### [Given problem]
Return each line of the data below verbatim; pictures are to be left out.

### [Entries]
◇ ◇ ◇ ◇ ◇ ◇ ◇

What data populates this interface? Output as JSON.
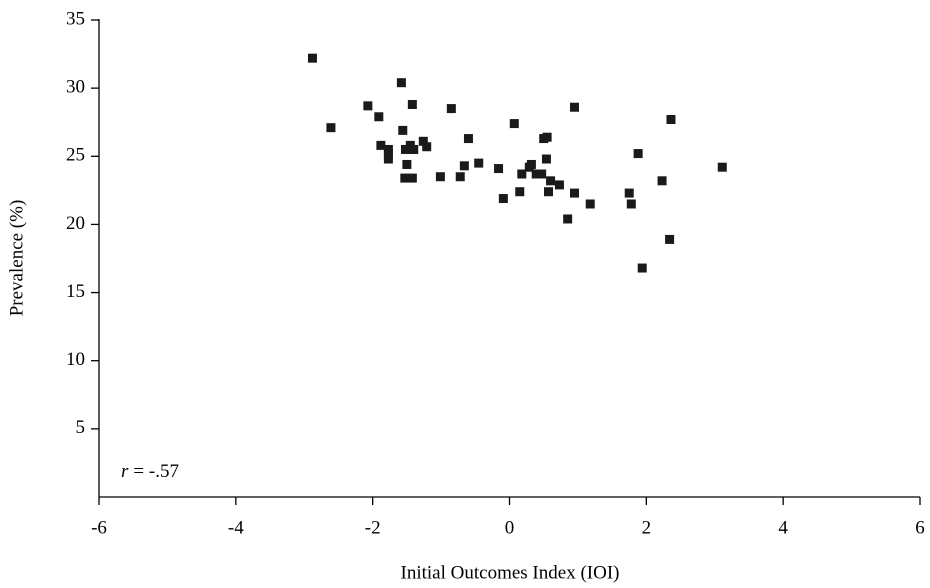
{
  "chart_data": {
    "type": "scatter",
    "x_label": "Initial Outcomes Index (IOI)",
    "y_label": "Prevalence (%)",
    "annotation_symbol": "r",
    "annotation_text": "= -.57",
    "color": "#1a1a1a",
    "xlim": [
      -6,
      6
    ],
    "xticks": [
      -6,
      -4,
      -2,
      0,
      2,
      4,
      6
    ],
    "ylim": [
      0,
      35
    ],
    "yticks": [
      5,
      10,
      15,
      20,
      25,
      30,
      35
    ],
    "grid": false,
    "x": [
      -2.88,
      -2.61,
      -2.07,
      -1.91,
      -1.88,
      -1.77,
      -1.77,
      -1.77,
      -1.58,
      -1.56,
      -1.52,
      -1.5,
      -1.53,
      -1.45,
      -1.42,
      -1.42,
      -1.4,
      -1.26,
      -1.21,
      -1.01,
      -0.85,
      -0.72,
      -0.66,
      -0.6,
      -0.45,
      -0.16,
      -0.09,
      0.07,
      0.15,
      0.18,
      0.29,
      0.32,
      0.39,
      0.47,
      0.5,
      0.54,
      0.55,
      0.57,
      0.6,
      0.73,
      0.85,
      0.95,
      0.95,
      1.18,
      1.75,
      1.78,
      1.88,
      1.94,
      2.23,
      2.34,
      2.36,
      3.11
    ],
    "values": [
      32.2,
      27.1,
      28.7,
      27.9,
      25.8,
      25.5,
      25.2,
      24.8,
      30.4,
      26.9,
      25.5,
      24.4,
      23.4,
      25.8,
      23.4,
      28.8,
      25.5,
      26.1,
      25.7,
      23.5,
      28.5,
      23.5,
      24.3,
      26.3,
      24.5,
      24.1,
      21.9,
      27.4,
      22.4,
      23.7,
      24.2,
      24.4,
      23.7,
      23.7,
      26.3,
      24.8,
      26.4,
      22.4,
      23.2,
      22.9,
      20.4,
      28.6,
      22.3,
      21.5,
      22.3,
      21.5,
      25.2,
      16.8,
      23.2,
      18.9,
      27.7,
      24.2
    ]
  }
}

◇ ◇ ◇ ◇ ◇ ◇ ◇

### [Written answer]
What data populates this interface? Output as JSON.
{
  "chart_data": {
    "type": "scatter",
    "x_label": "Initial Outcomes Index (IOI)",
    "y_label": "Prevalence (%)",
    "annotation_symbol": "r",
    "annotation_text": "= -.57",
    "color": "#1a1a1a",
    "xlim": [
      -6,
      6
    ],
    "xticks": [
      -6,
      -4,
      -2,
      0,
      2,
      4,
      6
    ],
    "ylim": [
      0,
      35
    ],
    "yticks": [
      5,
      10,
      15,
      20,
      25,
      30,
      35
    ],
    "grid": false,
    "x": [
      -2.88,
      -2.61,
      -2.07,
      -1.91,
      -1.88,
      -1.77,
      -1.77,
      -1.77,
      -1.58,
      -1.56,
      -1.52,
      -1.5,
      -1.53,
      -1.45,
      -1.42,
      -1.42,
      -1.4,
      -1.26,
      -1.21,
      -1.01,
      -0.85,
      -0.72,
      -0.66,
      -0.6,
      -0.45,
      -0.16,
      -0.09,
      0.07,
      0.15,
      0.18,
      0.29,
      0.32,
      0.39,
      0.47,
      0.5,
      0.54,
      0.55,
      0.57,
      0.6,
      0.73,
      0.85,
      0.95,
      0.95,
      1.18,
      1.75,
      1.78,
      1.88,
      1.94,
      2.23,
      2.34,
      2.36,
      3.11
    ],
    "values": [
      32.2,
      27.1,
      28.7,
      27.9,
      25.8,
      25.5,
      25.2,
      24.8,
      30.4,
      26.9,
      25.5,
      24.4,
      23.4,
      25.8,
      23.4,
      28.8,
      25.5,
      26.1,
      25.7,
      23.5,
      28.5,
      23.5,
      24.3,
      26.3,
      24.5,
      24.1,
      21.9,
      27.4,
      22.4,
      23.7,
      24.2,
      24.4,
      23.7,
      23.7,
      26.3,
      24.8,
      26.4,
      22.4,
      23.2,
      22.9,
      20.4,
      28.6,
      22.3,
      21.5,
      22.3,
      21.5,
      25.2,
      16.8,
      23.2,
      18.9,
      27.7,
      24.2
    ]
  }
}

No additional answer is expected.